▶ _Exercise description_
Repeat every record below exactly as written.

[Source records]
● ● ●

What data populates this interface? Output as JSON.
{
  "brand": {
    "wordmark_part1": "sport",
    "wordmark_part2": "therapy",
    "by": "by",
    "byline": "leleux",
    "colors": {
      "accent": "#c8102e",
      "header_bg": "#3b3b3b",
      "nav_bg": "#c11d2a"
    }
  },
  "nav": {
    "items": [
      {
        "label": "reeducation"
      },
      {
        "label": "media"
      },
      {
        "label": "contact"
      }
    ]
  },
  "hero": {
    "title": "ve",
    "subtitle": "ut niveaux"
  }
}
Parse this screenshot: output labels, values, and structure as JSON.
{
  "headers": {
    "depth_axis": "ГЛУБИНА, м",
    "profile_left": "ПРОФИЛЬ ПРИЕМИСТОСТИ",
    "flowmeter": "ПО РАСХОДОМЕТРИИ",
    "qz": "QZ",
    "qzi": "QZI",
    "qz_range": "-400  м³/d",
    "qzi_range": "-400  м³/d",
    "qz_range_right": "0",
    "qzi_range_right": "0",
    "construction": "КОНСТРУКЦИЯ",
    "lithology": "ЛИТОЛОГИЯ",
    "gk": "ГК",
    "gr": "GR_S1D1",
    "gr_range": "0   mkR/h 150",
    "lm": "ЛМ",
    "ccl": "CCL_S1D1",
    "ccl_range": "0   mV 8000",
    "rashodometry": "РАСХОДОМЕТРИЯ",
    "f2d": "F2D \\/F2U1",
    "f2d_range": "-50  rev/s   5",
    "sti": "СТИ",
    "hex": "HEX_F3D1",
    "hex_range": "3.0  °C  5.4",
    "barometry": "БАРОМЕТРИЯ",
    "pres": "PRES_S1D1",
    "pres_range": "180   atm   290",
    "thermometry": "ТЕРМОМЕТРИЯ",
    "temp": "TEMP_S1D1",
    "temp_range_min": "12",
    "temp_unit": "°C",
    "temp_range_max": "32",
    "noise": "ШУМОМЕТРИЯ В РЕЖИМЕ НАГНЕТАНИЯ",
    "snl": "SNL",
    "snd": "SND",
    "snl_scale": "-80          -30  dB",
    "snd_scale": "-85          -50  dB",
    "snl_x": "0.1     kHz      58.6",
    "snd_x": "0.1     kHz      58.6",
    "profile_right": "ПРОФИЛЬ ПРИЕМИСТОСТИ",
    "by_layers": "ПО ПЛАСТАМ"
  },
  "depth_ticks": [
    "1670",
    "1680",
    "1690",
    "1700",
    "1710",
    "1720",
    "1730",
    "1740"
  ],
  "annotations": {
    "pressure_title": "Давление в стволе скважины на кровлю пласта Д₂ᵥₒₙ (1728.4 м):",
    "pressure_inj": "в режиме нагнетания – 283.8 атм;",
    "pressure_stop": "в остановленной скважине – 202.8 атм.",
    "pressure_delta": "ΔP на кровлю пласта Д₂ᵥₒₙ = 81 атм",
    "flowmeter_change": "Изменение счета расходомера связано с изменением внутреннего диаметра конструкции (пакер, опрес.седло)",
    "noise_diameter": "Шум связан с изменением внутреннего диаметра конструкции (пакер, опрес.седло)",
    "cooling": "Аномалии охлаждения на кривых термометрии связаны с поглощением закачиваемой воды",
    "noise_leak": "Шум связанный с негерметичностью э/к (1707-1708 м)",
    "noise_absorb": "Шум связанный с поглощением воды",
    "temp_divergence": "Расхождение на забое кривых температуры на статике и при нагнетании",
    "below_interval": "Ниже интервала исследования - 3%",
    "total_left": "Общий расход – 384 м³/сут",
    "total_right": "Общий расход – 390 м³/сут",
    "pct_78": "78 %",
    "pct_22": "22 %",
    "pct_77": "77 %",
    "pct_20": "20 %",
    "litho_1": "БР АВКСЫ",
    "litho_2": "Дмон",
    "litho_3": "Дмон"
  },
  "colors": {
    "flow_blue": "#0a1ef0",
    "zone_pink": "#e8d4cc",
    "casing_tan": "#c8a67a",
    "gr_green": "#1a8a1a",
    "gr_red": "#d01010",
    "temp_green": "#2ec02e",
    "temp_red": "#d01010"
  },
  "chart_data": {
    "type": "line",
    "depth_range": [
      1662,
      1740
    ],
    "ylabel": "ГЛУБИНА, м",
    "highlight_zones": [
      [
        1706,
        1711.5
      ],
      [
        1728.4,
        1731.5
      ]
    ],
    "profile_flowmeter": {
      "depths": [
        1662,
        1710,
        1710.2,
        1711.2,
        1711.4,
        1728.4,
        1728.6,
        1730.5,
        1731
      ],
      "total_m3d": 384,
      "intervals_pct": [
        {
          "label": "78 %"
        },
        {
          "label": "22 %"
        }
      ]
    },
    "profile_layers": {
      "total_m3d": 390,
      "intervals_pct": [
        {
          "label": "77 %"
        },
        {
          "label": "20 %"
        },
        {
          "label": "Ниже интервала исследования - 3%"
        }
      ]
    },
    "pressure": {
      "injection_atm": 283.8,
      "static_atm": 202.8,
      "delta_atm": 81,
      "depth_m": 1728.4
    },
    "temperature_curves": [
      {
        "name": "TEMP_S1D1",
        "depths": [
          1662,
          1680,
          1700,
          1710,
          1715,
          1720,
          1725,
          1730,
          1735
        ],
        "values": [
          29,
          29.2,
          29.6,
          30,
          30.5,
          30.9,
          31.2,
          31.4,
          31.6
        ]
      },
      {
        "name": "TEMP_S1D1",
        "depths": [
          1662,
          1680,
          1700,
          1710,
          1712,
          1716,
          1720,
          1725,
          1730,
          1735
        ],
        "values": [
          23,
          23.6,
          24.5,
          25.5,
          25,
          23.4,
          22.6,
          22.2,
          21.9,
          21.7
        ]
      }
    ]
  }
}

● ● ●

▶ _In response_
What data populates this interface? Output as JSON.
{
  "brand": {
    "wordmark_part1": "sport",
    "wordmark_part2": "therapy",
    "by": "by",
    "byline": "leleux",
    "colors": {
      "accent": "#c8102e",
      "header_bg": "#3b3b3b",
      "nav_bg": "#c11d2a"
    }
  },
  "nav": {
    "items": [
      {
        "label": "reeducation"
      },
      {
        "label": "media"
      },
      {
        "label": "contact"
      }
    ]
  },
  "hero": {
    "title": "ve",
    "subtitle": "ut niveaux"
  }
}
Parse this screenshot: output labels, values, and structure as JSON.
{
  "headers": {
    "depth_axis": "ГЛУБИНА, м",
    "profile_left": "ПРОФИЛЬ ПРИЕМИСТОСТИ",
    "flowmeter": "ПО РАСХОДОМЕТРИИ",
    "qz": "QZ",
    "qzi": "QZI",
    "qz_range": "-400  м³/d",
    "qzi_range": "-400  м³/d",
    "qz_range_right": "0",
    "qzi_range_right": "0",
    "construction": "КОНСТРУКЦИЯ",
    "lithology": "ЛИТОЛОГИЯ",
    "gk": "ГК",
    "gr": "GR_S1D1",
    "gr_range": "0   mkR/h 150",
    "lm": "ЛМ",
    "ccl": "CCL_S1D1",
    "ccl_range": "0   mV 8000",
    "rashodometry": "РАСХОДОМЕТРИЯ",
    "f2d": "F2D \\/F2U1",
    "f2d_range": "-50  rev/s   5",
    "sti": "СТИ",
    "hex": "HEX_F3D1",
    "hex_range": "3.0  °C  5.4",
    "barometry": "БАРОМЕТРИЯ",
    "pres": "PRES_S1D1",
    "pres_range": "180   atm   290",
    "thermometry": "ТЕРМОМЕТРИЯ",
    "temp": "TEMP_S1D1",
    "temp_range_min": "12",
    "temp_unit": "°C",
    "temp_range_max": "32",
    "noise": "ШУМОМЕТРИЯ В РЕЖИМЕ НАГНЕТАНИЯ",
    "snl": "SNL",
    "snd": "SND",
    "snl_scale": "-80          -30  dB",
    "snd_scale": "-85          -50  dB",
    "snl_x": "0.1     kHz      58.6",
    "snd_x": "0.1     kHz      58.6",
    "profile_right": "ПРОФИЛЬ ПРИЕМИСТОСТИ",
    "by_layers": "ПО ПЛАСТАМ"
  },
  "depth_ticks": [
    "1670",
    "1680",
    "1690",
    "1700",
    "1710",
    "1720",
    "1730",
    "1740"
  ],
  "annotations": {
    "pressure_title": "Давление в стволе скважины на кровлю пласта Д₂ᵥₒₙ (1728.4 м):",
    "pressure_inj": "в режиме нагнетания – 283.8 атм;",
    "pressure_stop": "в остановленной скважине – 202.8 атм.",
    "pressure_delta": "ΔP на кровлю пласта Д₂ᵥₒₙ = 81 атм",
    "flowmeter_change": "Изменение счета расходомера связано с изменением внутреннего диаметра конструкции (пакер, опрес.седло)",
    "noise_diameter": "Шум связан с изменением внутреннего диаметра конструкции (пакер, опрес.седло)",
    "cooling": "Аномалии охлаждения на кривых термометрии связаны с поглощением закачиваемой воды",
    "noise_leak": "Шум связанный с негерметичностью э/к (1707-1708 м)",
    "noise_absorb": "Шум связанный с поглощением воды",
    "temp_divergence": "Расхождение на забое кривых температуры на статике и при нагнетании",
    "below_interval": "Ниже интервала исследования - 3%",
    "total_left": "Общий расход – 384 м³/сут",
    "total_right": "Общий расход – 390 м³/сут",
    "pct_78": "78 %",
    "pct_22": "22 %",
    "pct_77": "77 %",
    "pct_20": "20 %",
    "litho_1": "БР АВКСЫ",
    "litho_2": "Дмон",
    "litho_3": "Дмон"
  },
  "colors": {
    "flow_blue": "#0a1ef0",
    "zone_pink": "#e8d4cc",
    "casing_tan": "#c8a67a",
    "gr_green": "#1a8a1a",
    "gr_red": "#d01010",
    "temp_green": "#2ec02e",
    "temp_red": "#d01010"
  },
  "chart_data": {
    "type": "line",
    "depth_range": [
      1662,
      1740
    ],
    "ylabel": "ГЛУБИНА, м",
    "highlight_zones": [
      [
        1706,
        1711.5
      ],
      [
        1728.4,
        1731.5
      ]
    ],
    "profile_flowmeter": {
      "depths": [
        1662,
        1710,
        1710.2,
        1711.2,
        1711.4,
        1728.4,
        1728.6,
        1730.5,
        1731
      ],
      "total_m3d": 384,
      "intervals_pct": [
        {
          "label": "78 %"
        },
        {
          "label": "22 %"
        }
      ]
    },
    "profile_layers": {
      "total_m3d": 390,
      "intervals_pct": [
        {
          "label": "77 %"
        },
        {
          "label": "20 %"
        },
        {
          "label": "Ниже интервала исследования - 3%"
        }
      ]
    },
    "pressure": {
      "injection_atm": 283.8,
      "static_atm": 202.8,
      "delta_atm": 81,
      "depth_m": 1728.4
    },
    "temperature_curves": [
      {
        "name": "TEMP_S1D1",
        "depths": [
          1662,
          1680,
          1700,
          1710,
          1715,
          1720,
          1725,
          1730,
          1735
        ],
        "values": [
          29,
          29.2,
          29.6,
          30,
          30.5,
          30.9,
          31.2,
          31.4,
          31.6
        ]
      },
      {
        "name": "TEMP_S1D1",
        "depths": [
          1662,
          1680,
          1700,
          1710,
          1712,
          1716,
          1720,
          1725,
          1730,
          1735
        ],
        "values": [
          23,
          23.6,
          24.5,
          25.5,
          25,
          23.4,
          22.6,
          22.2,
          21.9,
          21.7
        ]
      }
    ]
  }
}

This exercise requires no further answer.